(DATASET RECORDS):
┄┄┄┄┄┄
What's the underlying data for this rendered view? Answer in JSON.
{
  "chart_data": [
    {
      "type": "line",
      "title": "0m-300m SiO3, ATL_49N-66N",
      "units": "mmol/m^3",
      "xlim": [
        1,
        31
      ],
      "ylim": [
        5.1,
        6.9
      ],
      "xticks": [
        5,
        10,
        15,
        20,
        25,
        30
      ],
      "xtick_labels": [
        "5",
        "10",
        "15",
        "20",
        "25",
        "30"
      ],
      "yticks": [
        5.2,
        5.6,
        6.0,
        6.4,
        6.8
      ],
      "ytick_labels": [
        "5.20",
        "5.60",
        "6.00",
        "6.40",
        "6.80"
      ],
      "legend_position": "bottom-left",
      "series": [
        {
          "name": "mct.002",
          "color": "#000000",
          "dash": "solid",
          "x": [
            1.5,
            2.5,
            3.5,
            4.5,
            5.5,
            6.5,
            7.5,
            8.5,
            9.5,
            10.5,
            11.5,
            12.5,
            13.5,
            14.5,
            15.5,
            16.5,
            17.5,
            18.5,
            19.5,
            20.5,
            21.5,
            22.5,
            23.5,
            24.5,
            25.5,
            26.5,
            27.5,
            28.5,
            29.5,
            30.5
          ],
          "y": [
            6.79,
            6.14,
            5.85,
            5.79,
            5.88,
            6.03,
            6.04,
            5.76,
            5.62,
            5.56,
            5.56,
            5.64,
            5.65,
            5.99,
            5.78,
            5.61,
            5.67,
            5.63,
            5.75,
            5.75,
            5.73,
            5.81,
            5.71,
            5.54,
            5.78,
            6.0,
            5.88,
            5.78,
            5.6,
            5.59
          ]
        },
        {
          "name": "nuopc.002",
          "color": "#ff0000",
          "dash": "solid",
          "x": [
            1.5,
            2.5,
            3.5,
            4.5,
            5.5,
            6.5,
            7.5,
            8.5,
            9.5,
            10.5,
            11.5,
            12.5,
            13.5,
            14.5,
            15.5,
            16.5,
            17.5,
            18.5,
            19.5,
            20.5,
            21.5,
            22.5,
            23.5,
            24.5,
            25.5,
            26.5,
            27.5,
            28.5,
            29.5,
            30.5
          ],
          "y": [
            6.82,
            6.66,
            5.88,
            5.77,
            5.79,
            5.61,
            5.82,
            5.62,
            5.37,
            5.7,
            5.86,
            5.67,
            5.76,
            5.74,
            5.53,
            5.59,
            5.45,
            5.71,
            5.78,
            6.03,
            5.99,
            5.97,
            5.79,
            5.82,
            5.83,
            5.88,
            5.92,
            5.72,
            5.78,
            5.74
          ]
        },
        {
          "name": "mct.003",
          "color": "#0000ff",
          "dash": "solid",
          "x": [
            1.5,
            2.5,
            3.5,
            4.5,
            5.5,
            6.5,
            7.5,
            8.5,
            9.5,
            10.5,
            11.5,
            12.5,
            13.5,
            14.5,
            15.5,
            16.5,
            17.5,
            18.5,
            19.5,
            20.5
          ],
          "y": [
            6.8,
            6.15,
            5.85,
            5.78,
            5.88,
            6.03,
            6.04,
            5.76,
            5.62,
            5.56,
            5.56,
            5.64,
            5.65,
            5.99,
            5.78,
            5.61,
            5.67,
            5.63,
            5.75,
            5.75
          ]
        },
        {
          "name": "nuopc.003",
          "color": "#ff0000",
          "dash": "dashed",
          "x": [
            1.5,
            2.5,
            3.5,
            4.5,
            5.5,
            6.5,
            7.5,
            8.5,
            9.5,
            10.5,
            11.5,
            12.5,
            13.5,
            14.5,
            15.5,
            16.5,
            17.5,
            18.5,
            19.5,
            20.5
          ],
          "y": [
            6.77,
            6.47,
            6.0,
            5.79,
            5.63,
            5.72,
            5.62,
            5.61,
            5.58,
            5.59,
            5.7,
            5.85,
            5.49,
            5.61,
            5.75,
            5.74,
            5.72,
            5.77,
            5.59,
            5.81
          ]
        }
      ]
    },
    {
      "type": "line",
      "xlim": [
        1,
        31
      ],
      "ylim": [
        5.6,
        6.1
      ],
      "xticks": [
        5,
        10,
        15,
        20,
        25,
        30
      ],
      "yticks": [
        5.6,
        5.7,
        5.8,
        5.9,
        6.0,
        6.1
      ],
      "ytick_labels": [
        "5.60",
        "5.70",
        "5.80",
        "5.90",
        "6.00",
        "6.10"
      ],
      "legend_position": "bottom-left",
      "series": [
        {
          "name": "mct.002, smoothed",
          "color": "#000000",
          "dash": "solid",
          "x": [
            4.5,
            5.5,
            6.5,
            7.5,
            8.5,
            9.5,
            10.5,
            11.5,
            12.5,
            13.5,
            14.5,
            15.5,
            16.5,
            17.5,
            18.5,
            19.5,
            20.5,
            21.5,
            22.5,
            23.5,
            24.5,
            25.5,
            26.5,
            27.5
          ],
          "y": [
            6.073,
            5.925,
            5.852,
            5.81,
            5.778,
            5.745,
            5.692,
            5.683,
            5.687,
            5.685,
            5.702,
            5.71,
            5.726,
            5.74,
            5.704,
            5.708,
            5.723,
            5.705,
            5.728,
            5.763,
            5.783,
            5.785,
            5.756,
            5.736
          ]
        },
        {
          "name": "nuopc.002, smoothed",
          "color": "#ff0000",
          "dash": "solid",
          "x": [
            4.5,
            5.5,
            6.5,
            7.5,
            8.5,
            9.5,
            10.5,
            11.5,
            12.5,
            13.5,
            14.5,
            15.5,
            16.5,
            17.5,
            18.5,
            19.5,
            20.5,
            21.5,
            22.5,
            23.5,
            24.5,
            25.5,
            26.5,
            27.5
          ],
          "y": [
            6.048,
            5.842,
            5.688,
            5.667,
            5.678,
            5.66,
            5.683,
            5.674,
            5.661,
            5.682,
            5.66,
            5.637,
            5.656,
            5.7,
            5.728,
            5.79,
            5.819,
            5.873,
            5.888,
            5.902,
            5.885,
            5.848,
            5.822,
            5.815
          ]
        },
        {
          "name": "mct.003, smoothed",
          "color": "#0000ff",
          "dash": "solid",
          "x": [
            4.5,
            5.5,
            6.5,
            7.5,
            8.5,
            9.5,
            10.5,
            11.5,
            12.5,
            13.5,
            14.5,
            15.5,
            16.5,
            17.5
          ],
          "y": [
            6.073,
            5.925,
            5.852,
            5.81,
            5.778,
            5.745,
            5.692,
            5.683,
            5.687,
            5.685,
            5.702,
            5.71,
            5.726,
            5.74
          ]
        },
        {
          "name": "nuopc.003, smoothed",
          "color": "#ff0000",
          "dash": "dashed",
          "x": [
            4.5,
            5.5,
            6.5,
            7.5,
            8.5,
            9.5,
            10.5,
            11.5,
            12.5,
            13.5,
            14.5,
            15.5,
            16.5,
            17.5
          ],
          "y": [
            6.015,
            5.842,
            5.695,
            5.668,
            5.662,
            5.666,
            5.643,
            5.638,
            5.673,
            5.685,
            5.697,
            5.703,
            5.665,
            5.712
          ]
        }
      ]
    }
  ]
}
┄┄┄┄┄┄
(WHAT THE EXERCISE ASKS):
Quote each line above in full, word for word.

(THE RESPONSE):
What's the underlying data for this rendered view? Answer in JSON.
{
  "chart_data": [
    {
      "type": "line",
      "title": "0m-300m SiO3, ATL_49N-66N",
      "units": "mmol/m^3",
      "xlim": [
        1,
        31
      ],
      "ylim": [
        5.1,
        6.9
      ],
      "xticks": [
        5,
        10,
        15,
        20,
        25,
        30
      ],
      "xtick_labels": [
        "5",
        "10",
        "15",
        "20",
        "25",
        "30"
      ],
      "yticks": [
        5.2,
        5.6,
        6.0,
        6.4,
        6.8
      ],
      "ytick_labels": [
        "5.20",
        "5.60",
        "6.00",
        "6.40",
        "6.80"
      ],
      "legend_position": "bottom-left",
      "series": [
        {
          "name": "mct.002",
          "color": "#000000",
          "dash": "solid",
          "x": [
            1.5,
            2.5,
            3.5,
            4.5,
            5.5,
            6.5,
            7.5,
            8.5,
            9.5,
            10.5,
            11.5,
            12.5,
            13.5,
            14.5,
            15.5,
            16.5,
            17.5,
            18.5,
            19.5,
            20.5,
            21.5,
            22.5,
            23.5,
            24.5,
            25.5,
            26.5,
            27.5,
            28.5,
            29.5,
            30.5
          ],
          "y": [
            6.79,
            6.14,
            5.85,
            5.79,
            5.88,
            6.03,
            6.04,
            5.76,
            5.62,
            5.56,
            5.56,
            5.64,
            5.65,
            5.99,
            5.78,
            5.61,
            5.67,
            5.63,
            5.75,
            5.75,
            5.73,
            5.81,
            5.71,
            5.54,
            5.78,
            6.0,
            5.88,
            5.78,
            5.6,
            5.59
          ]
        },
        {
          "name": "nuopc.002",
          "color": "#ff0000",
          "dash": "solid",
          "x": [
            1.5,
            2.5,
            3.5,
            4.5,
            5.5,
            6.5,
            7.5,
            8.5,
            9.5,
            10.5,
            11.5,
            12.5,
            13.5,
            14.5,
            15.5,
            16.5,
            17.5,
            18.5,
            19.5,
            20.5,
            21.5,
            22.5,
            23.5,
            24.5,
            25.5,
            26.5,
            27.5,
            28.5,
            29.5,
            30.5
          ],
          "y": [
            6.82,
            6.66,
            5.88,
            5.77,
            5.79,
            5.61,
            5.82,
            5.62,
            5.37,
            5.7,
            5.86,
            5.67,
            5.76,
            5.74,
            5.53,
            5.59,
            5.45,
            5.71,
            5.78,
            6.03,
            5.99,
            5.97,
            5.79,
            5.82,
            5.83,
            5.88,
            5.92,
            5.72,
            5.78,
            5.74
          ]
        },
        {
          "name": "mct.003",
          "color": "#0000ff",
          "dash": "solid",
          "x": [
            1.5,
            2.5,
            3.5,
            4.5,
            5.5,
            6.5,
            7.5,
            8.5,
            9.5,
            10.5,
            11.5,
            12.5,
            13.5,
            14.5,
            15.5,
            16.5,
            17.5,
            18.5,
            19.5,
            20.5
          ],
          "y": [
            6.8,
            6.15,
            5.85,
            5.78,
            5.88,
            6.03,
            6.04,
            5.76,
            5.62,
            5.56,
            5.56,
            5.64,
            5.65,
            5.99,
            5.78,
            5.61,
            5.67,
            5.63,
            5.75,
            5.75
          ]
        },
        {
          "name": "nuopc.003",
          "color": "#ff0000",
          "dash": "dashed",
          "x": [
            1.5,
            2.5,
            3.5,
            4.5,
            5.5,
            6.5,
            7.5,
            8.5,
            9.5,
            10.5,
            11.5,
            12.5,
            13.5,
            14.5,
            15.5,
            16.5,
            17.5,
            18.5,
            19.5,
            20.5
          ],
          "y": [
            6.77,
            6.47,
            6.0,
            5.79,
            5.63,
            5.72,
            5.62,
            5.61,
            5.58,
            5.59,
            5.7,
            5.85,
            5.49,
            5.61,
            5.75,
            5.74,
            5.72,
            5.77,
            5.59,
            5.81
          ]
        }
      ]
    },
    {
      "type": "line",
      "xlim": [
        1,
        31
      ],
      "ylim": [
        5.6,
        6.1
      ],
      "xticks": [
        5,
        10,
        15,
        20,
        25,
        30
      ],
      "yticks": [
        5.6,
        5.7,
        5.8,
        5.9,
        6.0,
        6.1
      ],
      "ytick_labels": [
        "5.60",
        "5.70",
        "5.80",
        "5.90",
        "6.00",
        "6.10"
      ],
      "legend_position": "bottom-left",
      "series": [
        {
          "name": "mct.002, smoothed",
          "color": "#000000",
          "dash": "solid",
          "x": [
            4.5,
            5.5,
            6.5,
            7.5,
            8.5,
            9.5,
            10.5,
            11.5,
            12.5,
            13.5,
            14.5,
            15.5,
            16.5,
            17.5,
            18.5,
            19.5,
            20.5,
            21.5,
            22.5,
            23.5,
            24.5,
            25.5,
            26.5,
            27.5
          ],
          "y": [
            6.073,
            5.925,
            5.852,
            5.81,
            5.778,
            5.745,
            5.692,
            5.683,
            5.687,
            5.685,
            5.702,
            5.71,
            5.726,
            5.74,
            5.704,
            5.708,
            5.723,
            5.705,
            5.728,
            5.763,
            5.783,
            5.785,
            5.756,
            5.736
          ]
        },
        {
          "name": "nuopc.002, smoothed",
          "color": "#ff0000",
          "dash": "solid",
          "x": [
            4.5,
            5.5,
            6.5,
            7.5,
            8.5,
            9.5,
            10.5,
            11.5,
            12.5,
            13.5,
            14.5,
            15.5,
            16.5,
            17.5,
            18.5,
            19.5,
            20.5,
            21.5,
            22.5,
            23.5,
            24.5,
            25.5,
            26.5,
            27.5
          ],
          "y": [
            6.048,
            5.842,
            5.688,
            5.667,
            5.678,
            5.66,
            5.683,
            5.674,
            5.661,
            5.682,
            5.66,
            5.637,
            5.656,
            5.7,
            5.728,
            5.79,
            5.819,
            5.873,
            5.888,
            5.902,
            5.885,
            5.848,
            5.822,
            5.815
          ]
        },
        {
          "name": "mct.003, smoothed",
          "color": "#0000ff",
          "dash": "solid",
          "x": [
            4.5,
            5.5,
            6.5,
            7.5,
            8.5,
            9.5,
            10.5,
            11.5,
            12.5,
            13.5,
            14.5,
            15.5,
            16.5,
            17.5
          ],
          "y": [
            6.073,
            5.925,
            5.852,
            5.81,
            5.778,
            5.745,
            5.692,
            5.683,
            5.687,
            5.685,
            5.702,
            5.71,
            5.726,
            5.74
          ]
        },
        {
          "name": "nuopc.003, smoothed",
          "color": "#ff0000",
          "dash": "dashed",
          "x": [
            4.5,
            5.5,
            6.5,
            7.5,
            8.5,
            9.5,
            10.5,
            11.5,
            12.5,
            13.5,
            14.5,
            15.5,
            16.5,
            17.5
          ],
          "y": [
            6.015,
            5.842,
            5.695,
            5.668,
            5.662,
            5.666,
            5.643,
            5.638,
            5.673,
            5.685,
            5.697,
            5.703,
            5.665,
            5.712
          ]
        }
      ]
    }
  ]
}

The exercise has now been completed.